Some records
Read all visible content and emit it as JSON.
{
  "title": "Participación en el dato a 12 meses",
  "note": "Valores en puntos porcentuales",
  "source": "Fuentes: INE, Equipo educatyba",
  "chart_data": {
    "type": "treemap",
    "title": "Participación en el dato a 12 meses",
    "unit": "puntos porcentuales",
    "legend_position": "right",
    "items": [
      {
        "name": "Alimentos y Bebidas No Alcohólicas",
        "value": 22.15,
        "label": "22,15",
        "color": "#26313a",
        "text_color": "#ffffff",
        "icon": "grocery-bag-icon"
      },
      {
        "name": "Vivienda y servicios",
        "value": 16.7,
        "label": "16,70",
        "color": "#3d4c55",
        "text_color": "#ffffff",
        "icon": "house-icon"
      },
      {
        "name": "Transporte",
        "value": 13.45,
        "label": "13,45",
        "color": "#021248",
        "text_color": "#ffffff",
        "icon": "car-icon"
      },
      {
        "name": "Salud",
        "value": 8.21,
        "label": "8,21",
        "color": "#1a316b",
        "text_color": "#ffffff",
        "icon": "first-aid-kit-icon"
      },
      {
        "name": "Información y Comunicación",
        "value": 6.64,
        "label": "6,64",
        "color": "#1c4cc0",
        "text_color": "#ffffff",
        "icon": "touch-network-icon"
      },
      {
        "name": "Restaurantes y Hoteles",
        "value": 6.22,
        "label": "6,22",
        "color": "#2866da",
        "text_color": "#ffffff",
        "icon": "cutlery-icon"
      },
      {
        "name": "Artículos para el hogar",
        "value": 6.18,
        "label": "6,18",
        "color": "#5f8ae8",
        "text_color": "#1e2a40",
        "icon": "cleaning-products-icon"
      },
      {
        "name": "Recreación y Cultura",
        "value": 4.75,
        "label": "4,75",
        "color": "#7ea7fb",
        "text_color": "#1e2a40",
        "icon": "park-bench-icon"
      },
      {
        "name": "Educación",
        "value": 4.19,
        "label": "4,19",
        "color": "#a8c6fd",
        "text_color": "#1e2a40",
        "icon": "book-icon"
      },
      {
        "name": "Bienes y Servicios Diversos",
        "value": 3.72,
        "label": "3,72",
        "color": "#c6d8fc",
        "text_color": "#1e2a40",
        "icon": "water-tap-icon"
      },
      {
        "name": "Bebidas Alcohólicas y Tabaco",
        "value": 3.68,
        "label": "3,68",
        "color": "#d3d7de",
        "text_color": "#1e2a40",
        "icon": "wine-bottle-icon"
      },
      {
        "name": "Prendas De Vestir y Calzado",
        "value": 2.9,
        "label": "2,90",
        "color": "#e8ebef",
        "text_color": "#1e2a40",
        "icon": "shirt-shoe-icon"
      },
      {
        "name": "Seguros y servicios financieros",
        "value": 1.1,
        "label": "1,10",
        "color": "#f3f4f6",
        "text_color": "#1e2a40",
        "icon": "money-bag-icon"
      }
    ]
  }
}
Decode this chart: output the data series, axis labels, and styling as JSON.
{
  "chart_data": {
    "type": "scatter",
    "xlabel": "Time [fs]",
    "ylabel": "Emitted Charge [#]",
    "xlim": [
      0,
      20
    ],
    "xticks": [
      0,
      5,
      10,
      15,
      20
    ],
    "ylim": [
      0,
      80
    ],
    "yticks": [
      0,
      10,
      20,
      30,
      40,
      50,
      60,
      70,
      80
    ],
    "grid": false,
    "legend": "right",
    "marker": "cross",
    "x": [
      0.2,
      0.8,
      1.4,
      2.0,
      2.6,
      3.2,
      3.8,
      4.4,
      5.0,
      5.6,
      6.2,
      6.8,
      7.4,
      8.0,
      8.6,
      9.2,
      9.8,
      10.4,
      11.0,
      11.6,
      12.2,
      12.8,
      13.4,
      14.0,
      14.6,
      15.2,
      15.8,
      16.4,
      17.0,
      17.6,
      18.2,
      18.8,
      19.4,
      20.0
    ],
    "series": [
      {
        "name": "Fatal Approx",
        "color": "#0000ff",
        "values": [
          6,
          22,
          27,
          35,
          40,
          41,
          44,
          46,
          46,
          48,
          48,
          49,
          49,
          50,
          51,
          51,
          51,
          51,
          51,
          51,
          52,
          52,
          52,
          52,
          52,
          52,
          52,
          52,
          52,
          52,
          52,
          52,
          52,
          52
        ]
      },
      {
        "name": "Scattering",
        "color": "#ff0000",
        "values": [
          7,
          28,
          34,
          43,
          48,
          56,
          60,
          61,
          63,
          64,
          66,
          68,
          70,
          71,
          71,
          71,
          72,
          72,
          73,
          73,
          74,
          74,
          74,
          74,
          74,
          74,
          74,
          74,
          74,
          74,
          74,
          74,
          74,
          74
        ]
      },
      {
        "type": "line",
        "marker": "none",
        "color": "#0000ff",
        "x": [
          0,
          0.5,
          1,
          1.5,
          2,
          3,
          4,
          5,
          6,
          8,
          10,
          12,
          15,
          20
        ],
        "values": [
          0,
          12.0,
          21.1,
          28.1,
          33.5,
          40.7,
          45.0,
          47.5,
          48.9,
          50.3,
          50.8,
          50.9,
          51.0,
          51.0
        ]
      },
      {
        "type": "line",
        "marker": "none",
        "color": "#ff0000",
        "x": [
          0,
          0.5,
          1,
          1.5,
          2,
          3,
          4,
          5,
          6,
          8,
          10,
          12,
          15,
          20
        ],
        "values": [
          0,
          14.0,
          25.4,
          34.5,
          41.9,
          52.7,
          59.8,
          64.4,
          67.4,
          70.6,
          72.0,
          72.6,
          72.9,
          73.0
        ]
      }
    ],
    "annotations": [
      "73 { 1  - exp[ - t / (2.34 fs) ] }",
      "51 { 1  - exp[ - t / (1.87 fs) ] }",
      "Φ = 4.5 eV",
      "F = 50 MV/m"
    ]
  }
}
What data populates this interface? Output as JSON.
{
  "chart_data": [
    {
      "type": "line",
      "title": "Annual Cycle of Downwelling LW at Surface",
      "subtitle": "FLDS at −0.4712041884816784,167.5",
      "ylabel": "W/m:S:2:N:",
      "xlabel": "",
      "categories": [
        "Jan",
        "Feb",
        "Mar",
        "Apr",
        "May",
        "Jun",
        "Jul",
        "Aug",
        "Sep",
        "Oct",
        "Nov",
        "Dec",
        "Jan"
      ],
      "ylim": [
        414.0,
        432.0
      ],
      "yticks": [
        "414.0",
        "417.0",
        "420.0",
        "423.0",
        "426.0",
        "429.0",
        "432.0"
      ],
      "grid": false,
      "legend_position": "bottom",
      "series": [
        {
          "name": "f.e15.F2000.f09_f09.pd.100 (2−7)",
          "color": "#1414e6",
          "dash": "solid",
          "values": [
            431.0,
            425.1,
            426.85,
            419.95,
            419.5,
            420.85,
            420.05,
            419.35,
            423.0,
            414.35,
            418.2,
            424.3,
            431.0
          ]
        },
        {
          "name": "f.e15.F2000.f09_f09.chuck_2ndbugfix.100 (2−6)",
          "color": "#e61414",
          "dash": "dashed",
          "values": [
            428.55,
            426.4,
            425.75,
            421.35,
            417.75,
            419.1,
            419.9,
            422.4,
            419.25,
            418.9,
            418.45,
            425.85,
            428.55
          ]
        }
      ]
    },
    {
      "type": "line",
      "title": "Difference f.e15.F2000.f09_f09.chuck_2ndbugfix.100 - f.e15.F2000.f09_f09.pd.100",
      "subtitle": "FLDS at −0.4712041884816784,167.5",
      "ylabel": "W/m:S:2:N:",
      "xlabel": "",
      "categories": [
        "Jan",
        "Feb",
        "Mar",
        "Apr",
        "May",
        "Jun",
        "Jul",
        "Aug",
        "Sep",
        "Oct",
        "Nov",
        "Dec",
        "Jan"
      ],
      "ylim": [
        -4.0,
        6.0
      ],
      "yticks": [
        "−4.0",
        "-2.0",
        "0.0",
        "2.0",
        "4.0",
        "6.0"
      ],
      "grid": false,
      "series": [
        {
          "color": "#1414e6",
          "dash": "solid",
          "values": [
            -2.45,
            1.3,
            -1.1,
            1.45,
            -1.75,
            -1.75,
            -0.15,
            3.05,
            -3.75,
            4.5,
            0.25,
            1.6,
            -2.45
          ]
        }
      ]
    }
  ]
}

#### [WHAT THE EXERCISE ASKS]
In the entries above, find lines with "dato" and copy each.

#### [EXERCISE RESPONSE]
  "title": "Participación en el dato a 12 meses",
    "title": "Participación en el dato a 12 meses",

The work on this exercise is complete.